Exercise task: Can you copy out the data exactly? Leave the images out.

Records provided:
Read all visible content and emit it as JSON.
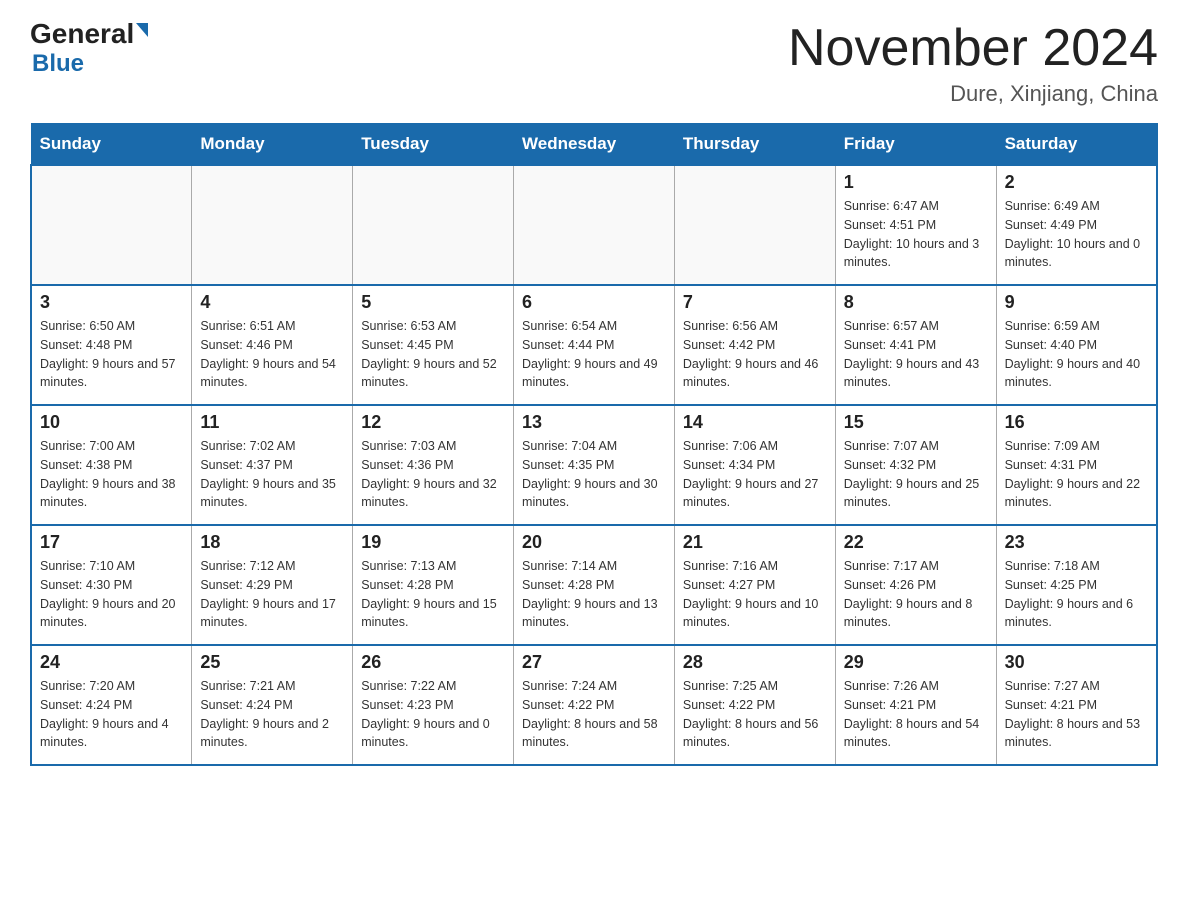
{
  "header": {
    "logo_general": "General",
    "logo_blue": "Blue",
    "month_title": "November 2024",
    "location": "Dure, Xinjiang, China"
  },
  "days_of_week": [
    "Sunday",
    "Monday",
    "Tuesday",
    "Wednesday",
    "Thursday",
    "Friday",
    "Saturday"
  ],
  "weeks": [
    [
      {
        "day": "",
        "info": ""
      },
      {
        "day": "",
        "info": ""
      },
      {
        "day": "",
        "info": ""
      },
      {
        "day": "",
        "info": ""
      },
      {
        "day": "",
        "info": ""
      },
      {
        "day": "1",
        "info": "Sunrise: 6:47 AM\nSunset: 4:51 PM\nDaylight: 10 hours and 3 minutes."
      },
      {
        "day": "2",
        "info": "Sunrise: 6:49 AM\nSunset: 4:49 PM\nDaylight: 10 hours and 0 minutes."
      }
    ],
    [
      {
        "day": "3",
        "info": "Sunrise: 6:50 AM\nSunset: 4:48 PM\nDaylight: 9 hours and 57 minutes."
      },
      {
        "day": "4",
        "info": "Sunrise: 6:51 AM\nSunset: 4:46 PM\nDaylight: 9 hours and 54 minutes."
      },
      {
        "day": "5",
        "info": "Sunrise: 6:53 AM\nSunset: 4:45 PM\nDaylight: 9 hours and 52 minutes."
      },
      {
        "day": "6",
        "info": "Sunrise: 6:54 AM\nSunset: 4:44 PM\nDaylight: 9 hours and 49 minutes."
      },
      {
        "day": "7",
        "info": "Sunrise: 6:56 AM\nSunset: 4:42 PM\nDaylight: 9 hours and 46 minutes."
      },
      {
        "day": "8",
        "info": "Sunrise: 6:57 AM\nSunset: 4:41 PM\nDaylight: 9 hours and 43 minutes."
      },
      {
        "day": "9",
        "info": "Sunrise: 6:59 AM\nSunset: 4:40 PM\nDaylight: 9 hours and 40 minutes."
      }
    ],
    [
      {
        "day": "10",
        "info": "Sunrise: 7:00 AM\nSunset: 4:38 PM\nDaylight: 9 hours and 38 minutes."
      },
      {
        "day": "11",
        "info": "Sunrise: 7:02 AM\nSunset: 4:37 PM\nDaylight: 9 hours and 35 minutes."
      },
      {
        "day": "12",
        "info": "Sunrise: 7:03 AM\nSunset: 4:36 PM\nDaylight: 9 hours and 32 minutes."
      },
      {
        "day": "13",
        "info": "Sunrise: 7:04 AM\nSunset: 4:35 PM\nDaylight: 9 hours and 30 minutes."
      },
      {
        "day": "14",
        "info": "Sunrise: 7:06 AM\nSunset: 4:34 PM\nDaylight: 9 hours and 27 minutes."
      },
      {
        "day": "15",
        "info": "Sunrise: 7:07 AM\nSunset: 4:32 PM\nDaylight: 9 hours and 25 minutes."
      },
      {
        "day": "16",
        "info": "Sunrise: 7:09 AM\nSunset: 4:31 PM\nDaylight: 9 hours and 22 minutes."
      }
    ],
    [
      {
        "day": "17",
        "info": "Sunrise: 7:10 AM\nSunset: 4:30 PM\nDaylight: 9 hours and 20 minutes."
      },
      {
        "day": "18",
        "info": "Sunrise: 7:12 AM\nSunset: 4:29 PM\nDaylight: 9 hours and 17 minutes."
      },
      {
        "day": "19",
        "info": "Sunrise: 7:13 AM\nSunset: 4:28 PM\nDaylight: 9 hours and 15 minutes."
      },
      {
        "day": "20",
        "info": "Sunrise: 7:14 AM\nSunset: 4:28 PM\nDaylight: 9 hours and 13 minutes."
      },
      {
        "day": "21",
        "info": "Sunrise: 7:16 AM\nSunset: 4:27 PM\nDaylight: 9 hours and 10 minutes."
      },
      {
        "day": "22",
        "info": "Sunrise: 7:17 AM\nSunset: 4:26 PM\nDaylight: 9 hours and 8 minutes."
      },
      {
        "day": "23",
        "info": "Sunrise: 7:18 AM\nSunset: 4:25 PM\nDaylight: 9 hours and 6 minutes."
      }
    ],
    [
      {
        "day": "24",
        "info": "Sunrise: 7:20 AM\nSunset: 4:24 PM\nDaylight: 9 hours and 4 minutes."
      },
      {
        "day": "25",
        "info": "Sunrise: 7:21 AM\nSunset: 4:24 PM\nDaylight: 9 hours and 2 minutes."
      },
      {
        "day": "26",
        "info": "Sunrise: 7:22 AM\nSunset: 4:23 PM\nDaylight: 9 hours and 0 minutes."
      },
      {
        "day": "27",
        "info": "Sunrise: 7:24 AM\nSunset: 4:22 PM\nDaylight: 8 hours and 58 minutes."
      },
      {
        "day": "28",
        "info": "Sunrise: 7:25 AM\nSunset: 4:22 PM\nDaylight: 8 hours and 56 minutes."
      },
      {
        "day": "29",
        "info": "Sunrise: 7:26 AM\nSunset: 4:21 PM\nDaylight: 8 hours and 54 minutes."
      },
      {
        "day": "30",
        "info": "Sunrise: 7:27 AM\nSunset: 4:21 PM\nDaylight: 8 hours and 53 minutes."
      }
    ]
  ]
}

Full response:
Read all visible content and emit it as JSON.
{
  "header": {
    "logo_general": "General",
    "logo_blue": "Blue",
    "month_title": "November 2024",
    "location": "Dure, Xinjiang, China"
  },
  "days_of_week": [
    "Sunday",
    "Monday",
    "Tuesday",
    "Wednesday",
    "Thursday",
    "Friday",
    "Saturday"
  ],
  "weeks": [
    [
      {
        "day": "",
        "info": ""
      },
      {
        "day": "",
        "info": ""
      },
      {
        "day": "",
        "info": ""
      },
      {
        "day": "",
        "info": ""
      },
      {
        "day": "",
        "info": ""
      },
      {
        "day": "1",
        "info": "Sunrise: 6:47 AM\nSunset: 4:51 PM\nDaylight: 10 hours and 3 minutes."
      },
      {
        "day": "2",
        "info": "Sunrise: 6:49 AM\nSunset: 4:49 PM\nDaylight: 10 hours and 0 minutes."
      }
    ],
    [
      {
        "day": "3",
        "info": "Sunrise: 6:50 AM\nSunset: 4:48 PM\nDaylight: 9 hours and 57 minutes."
      },
      {
        "day": "4",
        "info": "Sunrise: 6:51 AM\nSunset: 4:46 PM\nDaylight: 9 hours and 54 minutes."
      },
      {
        "day": "5",
        "info": "Sunrise: 6:53 AM\nSunset: 4:45 PM\nDaylight: 9 hours and 52 minutes."
      },
      {
        "day": "6",
        "info": "Sunrise: 6:54 AM\nSunset: 4:44 PM\nDaylight: 9 hours and 49 minutes."
      },
      {
        "day": "7",
        "info": "Sunrise: 6:56 AM\nSunset: 4:42 PM\nDaylight: 9 hours and 46 minutes."
      },
      {
        "day": "8",
        "info": "Sunrise: 6:57 AM\nSunset: 4:41 PM\nDaylight: 9 hours and 43 minutes."
      },
      {
        "day": "9",
        "info": "Sunrise: 6:59 AM\nSunset: 4:40 PM\nDaylight: 9 hours and 40 minutes."
      }
    ],
    [
      {
        "day": "10",
        "info": "Sunrise: 7:00 AM\nSunset: 4:38 PM\nDaylight: 9 hours and 38 minutes."
      },
      {
        "day": "11",
        "info": "Sunrise: 7:02 AM\nSunset: 4:37 PM\nDaylight: 9 hours and 35 minutes."
      },
      {
        "day": "12",
        "info": "Sunrise: 7:03 AM\nSunset: 4:36 PM\nDaylight: 9 hours and 32 minutes."
      },
      {
        "day": "13",
        "info": "Sunrise: 7:04 AM\nSunset: 4:35 PM\nDaylight: 9 hours and 30 minutes."
      },
      {
        "day": "14",
        "info": "Sunrise: 7:06 AM\nSunset: 4:34 PM\nDaylight: 9 hours and 27 minutes."
      },
      {
        "day": "15",
        "info": "Sunrise: 7:07 AM\nSunset: 4:32 PM\nDaylight: 9 hours and 25 minutes."
      },
      {
        "day": "16",
        "info": "Sunrise: 7:09 AM\nSunset: 4:31 PM\nDaylight: 9 hours and 22 minutes."
      }
    ],
    [
      {
        "day": "17",
        "info": "Sunrise: 7:10 AM\nSunset: 4:30 PM\nDaylight: 9 hours and 20 minutes."
      },
      {
        "day": "18",
        "info": "Sunrise: 7:12 AM\nSunset: 4:29 PM\nDaylight: 9 hours and 17 minutes."
      },
      {
        "day": "19",
        "info": "Sunrise: 7:13 AM\nSunset: 4:28 PM\nDaylight: 9 hours and 15 minutes."
      },
      {
        "day": "20",
        "info": "Sunrise: 7:14 AM\nSunset: 4:28 PM\nDaylight: 9 hours and 13 minutes."
      },
      {
        "day": "21",
        "info": "Sunrise: 7:16 AM\nSunset: 4:27 PM\nDaylight: 9 hours and 10 minutes."
      },
      {
        "day": "22",
        "info": "Sunrise: 7:17 AM\nSunset: 4:26 PM\nDaylight: 9 hours and 8 minutes."
      },
      {
        "day": "23",
        "info": "Sunrise: 7:18 AM\nSunset: 4:25 PM\nDaylight: 9 hours and 6 minutes."
      }
    ],
    [
      {
        "day": "24",
        "info": "Sunrise: 7:20 AM\nSunset: 4:24 PM\nDaylight: 9 hours and 4 minutes."
      },
      {
        "day": "25",
        "info": "Sunrise: 7:21 AM\nSunset: 4:24 PM\nDaylight: 9 hours and 2 minutes."
      },
      {
        "day": "26",
        "info": "Sunrise: 7:22 AM\nSunset: 4:23 PM\nDaylight: 9 hours and 0 minutes."
      },
      {
        "day": "27",
        "info": "Sunrise: 7:24 AM\nSunset: 4:22 PM\nDaylight: 8 hours and 58 minutes."
      },
      {
        "day": "28",
        "info": "Sunrise: 7:25 AM\nSunset: 4:22 PM\nDaylight: 8 hours and 56 minutes."
      },
      {
        "day": "29",
        "info": "Sunrise: 7:26 AM\nSunset: 4:21 PM\nDaylight: 8 hours and 54 minutes."
      },
      {
        "day": "30",
        "info": "Sunrise: 7:27 AM\nSunset: 4:21 PM\nDaylight: 8 hours and 53 minutes."
      }
    ]
  ]
}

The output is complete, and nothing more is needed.